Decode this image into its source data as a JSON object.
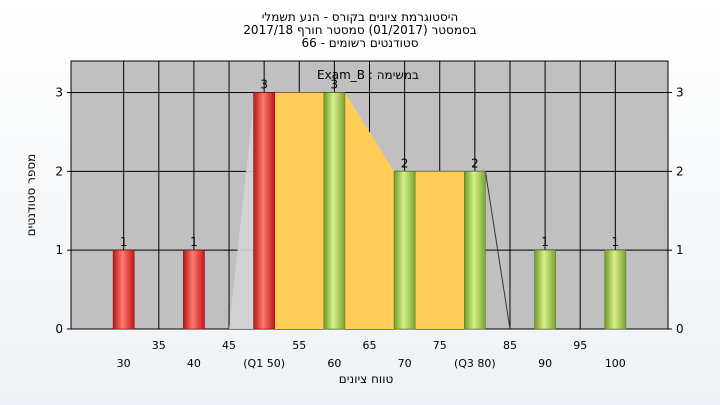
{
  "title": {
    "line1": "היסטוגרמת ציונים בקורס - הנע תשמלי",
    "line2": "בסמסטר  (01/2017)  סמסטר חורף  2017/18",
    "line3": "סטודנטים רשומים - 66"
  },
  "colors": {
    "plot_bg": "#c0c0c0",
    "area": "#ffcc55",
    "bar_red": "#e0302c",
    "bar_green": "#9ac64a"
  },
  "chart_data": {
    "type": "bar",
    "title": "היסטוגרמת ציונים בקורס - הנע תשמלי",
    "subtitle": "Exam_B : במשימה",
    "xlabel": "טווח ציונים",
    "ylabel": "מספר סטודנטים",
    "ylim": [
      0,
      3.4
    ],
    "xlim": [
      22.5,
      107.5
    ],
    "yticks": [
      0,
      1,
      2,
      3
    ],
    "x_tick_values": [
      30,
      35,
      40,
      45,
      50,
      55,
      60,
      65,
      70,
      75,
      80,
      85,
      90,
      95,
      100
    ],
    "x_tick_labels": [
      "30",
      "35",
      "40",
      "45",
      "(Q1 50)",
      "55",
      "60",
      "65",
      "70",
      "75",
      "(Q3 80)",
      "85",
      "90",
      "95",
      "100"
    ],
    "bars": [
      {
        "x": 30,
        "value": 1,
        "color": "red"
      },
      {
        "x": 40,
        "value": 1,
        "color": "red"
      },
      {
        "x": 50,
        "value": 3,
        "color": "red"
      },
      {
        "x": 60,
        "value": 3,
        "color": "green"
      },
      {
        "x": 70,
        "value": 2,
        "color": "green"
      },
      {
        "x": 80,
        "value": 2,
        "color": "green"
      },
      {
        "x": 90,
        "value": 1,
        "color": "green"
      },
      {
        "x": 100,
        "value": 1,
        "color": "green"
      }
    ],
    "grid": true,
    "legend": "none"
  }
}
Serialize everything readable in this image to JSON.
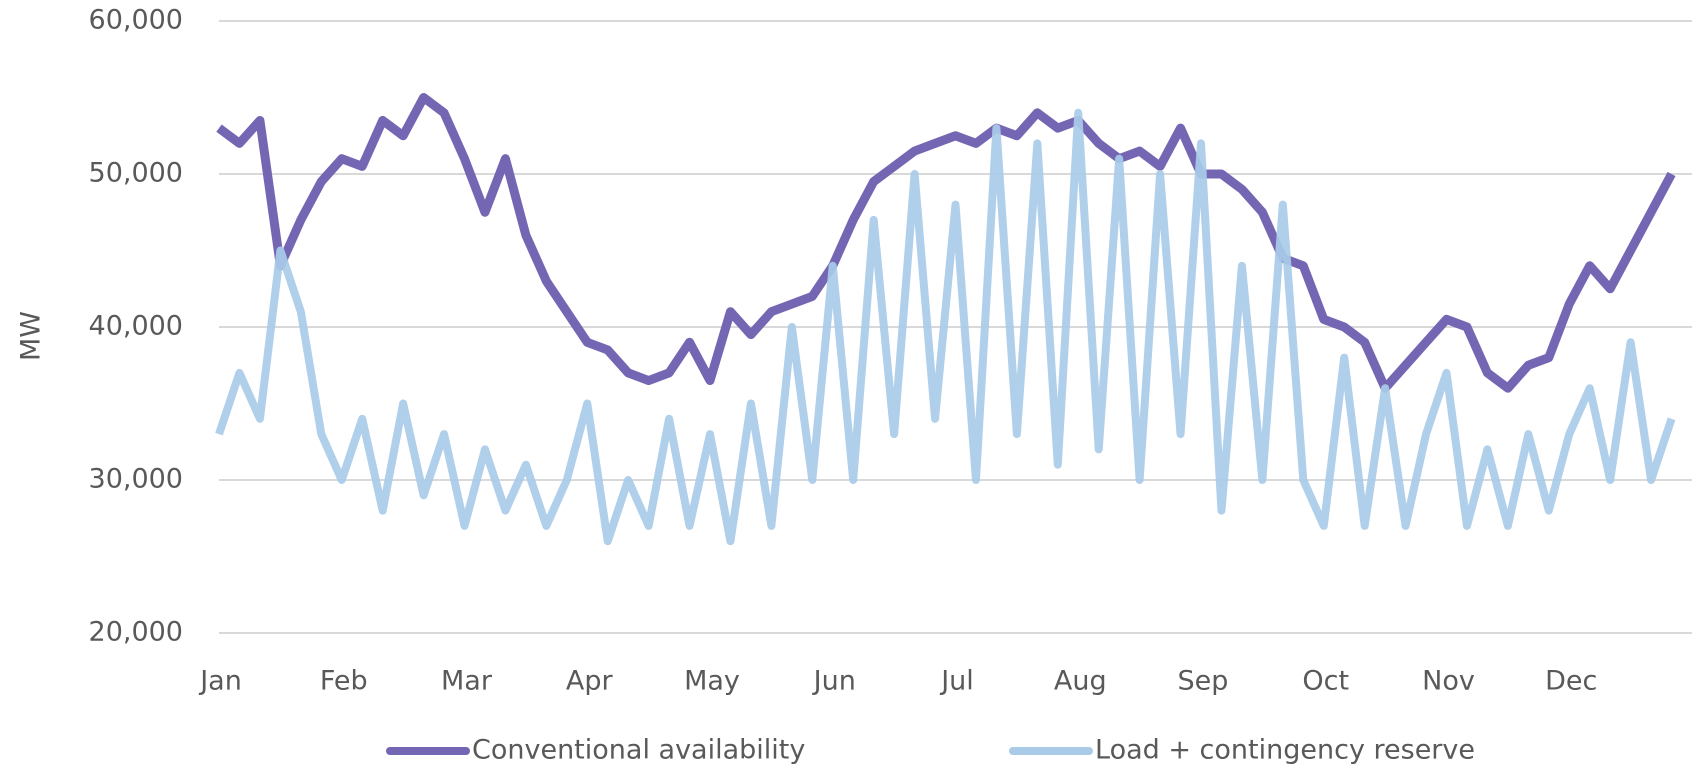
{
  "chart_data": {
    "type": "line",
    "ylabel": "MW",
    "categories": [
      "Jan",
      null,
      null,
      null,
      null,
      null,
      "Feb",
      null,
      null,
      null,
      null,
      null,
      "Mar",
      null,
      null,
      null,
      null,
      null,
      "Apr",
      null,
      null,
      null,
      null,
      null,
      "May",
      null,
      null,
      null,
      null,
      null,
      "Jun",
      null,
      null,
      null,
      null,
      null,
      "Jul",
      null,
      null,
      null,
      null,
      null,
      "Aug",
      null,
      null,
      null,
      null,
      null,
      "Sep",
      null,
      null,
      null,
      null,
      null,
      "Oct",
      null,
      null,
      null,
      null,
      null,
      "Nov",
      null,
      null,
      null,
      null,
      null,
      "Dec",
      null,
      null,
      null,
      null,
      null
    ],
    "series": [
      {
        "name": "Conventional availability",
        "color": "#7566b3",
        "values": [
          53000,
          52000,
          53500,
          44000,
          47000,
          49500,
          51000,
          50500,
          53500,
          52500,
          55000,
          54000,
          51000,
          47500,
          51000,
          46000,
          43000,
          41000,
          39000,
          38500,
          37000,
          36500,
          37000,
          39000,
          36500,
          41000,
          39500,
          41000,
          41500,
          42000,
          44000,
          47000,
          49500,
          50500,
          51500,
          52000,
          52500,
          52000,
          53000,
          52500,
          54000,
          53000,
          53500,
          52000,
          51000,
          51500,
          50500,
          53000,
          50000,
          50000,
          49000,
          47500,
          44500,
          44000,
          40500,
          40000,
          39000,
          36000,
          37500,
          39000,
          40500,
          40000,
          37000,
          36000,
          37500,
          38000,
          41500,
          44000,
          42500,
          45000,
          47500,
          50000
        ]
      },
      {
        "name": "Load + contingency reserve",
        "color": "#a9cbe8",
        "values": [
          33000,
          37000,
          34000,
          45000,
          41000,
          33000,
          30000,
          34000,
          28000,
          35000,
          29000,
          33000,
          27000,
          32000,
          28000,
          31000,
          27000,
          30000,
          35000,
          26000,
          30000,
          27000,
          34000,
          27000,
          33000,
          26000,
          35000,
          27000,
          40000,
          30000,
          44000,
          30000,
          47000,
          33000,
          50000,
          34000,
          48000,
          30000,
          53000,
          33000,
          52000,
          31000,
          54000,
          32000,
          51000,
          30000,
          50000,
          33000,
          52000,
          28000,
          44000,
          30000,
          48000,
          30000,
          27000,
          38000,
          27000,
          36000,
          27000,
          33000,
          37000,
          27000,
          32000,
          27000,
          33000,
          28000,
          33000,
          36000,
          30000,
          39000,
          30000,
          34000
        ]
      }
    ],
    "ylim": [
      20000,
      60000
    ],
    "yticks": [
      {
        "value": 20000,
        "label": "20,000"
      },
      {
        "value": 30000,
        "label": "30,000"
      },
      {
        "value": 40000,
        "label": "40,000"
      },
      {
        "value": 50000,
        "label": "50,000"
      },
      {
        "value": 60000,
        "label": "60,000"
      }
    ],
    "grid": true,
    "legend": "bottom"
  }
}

--

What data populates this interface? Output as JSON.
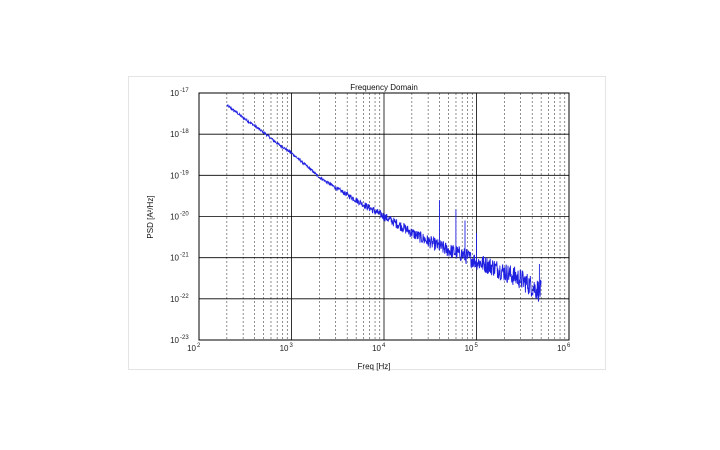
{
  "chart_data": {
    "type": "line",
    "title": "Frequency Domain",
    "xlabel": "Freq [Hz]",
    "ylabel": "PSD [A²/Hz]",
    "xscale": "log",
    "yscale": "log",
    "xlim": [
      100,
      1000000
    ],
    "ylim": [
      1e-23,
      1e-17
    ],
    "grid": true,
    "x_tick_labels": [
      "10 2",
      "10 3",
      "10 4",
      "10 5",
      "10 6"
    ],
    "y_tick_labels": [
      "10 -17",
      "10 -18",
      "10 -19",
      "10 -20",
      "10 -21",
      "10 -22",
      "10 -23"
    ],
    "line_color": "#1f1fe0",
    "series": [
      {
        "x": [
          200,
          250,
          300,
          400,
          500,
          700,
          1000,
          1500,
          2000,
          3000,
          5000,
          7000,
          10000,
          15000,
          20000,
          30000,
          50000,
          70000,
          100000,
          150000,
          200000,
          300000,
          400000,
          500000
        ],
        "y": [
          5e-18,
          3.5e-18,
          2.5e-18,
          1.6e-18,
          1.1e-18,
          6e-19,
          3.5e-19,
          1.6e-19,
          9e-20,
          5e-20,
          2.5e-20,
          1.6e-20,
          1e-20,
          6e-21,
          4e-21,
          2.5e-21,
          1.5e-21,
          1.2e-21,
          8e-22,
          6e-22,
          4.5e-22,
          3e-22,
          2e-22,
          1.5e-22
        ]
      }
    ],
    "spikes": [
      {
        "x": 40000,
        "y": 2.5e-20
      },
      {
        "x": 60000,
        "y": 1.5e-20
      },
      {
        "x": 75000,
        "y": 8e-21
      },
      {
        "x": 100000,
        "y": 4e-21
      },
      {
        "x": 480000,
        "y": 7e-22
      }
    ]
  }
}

- Task to carry out
Report only a number: how many lines in the material above contain the string "image".

- Written solution
2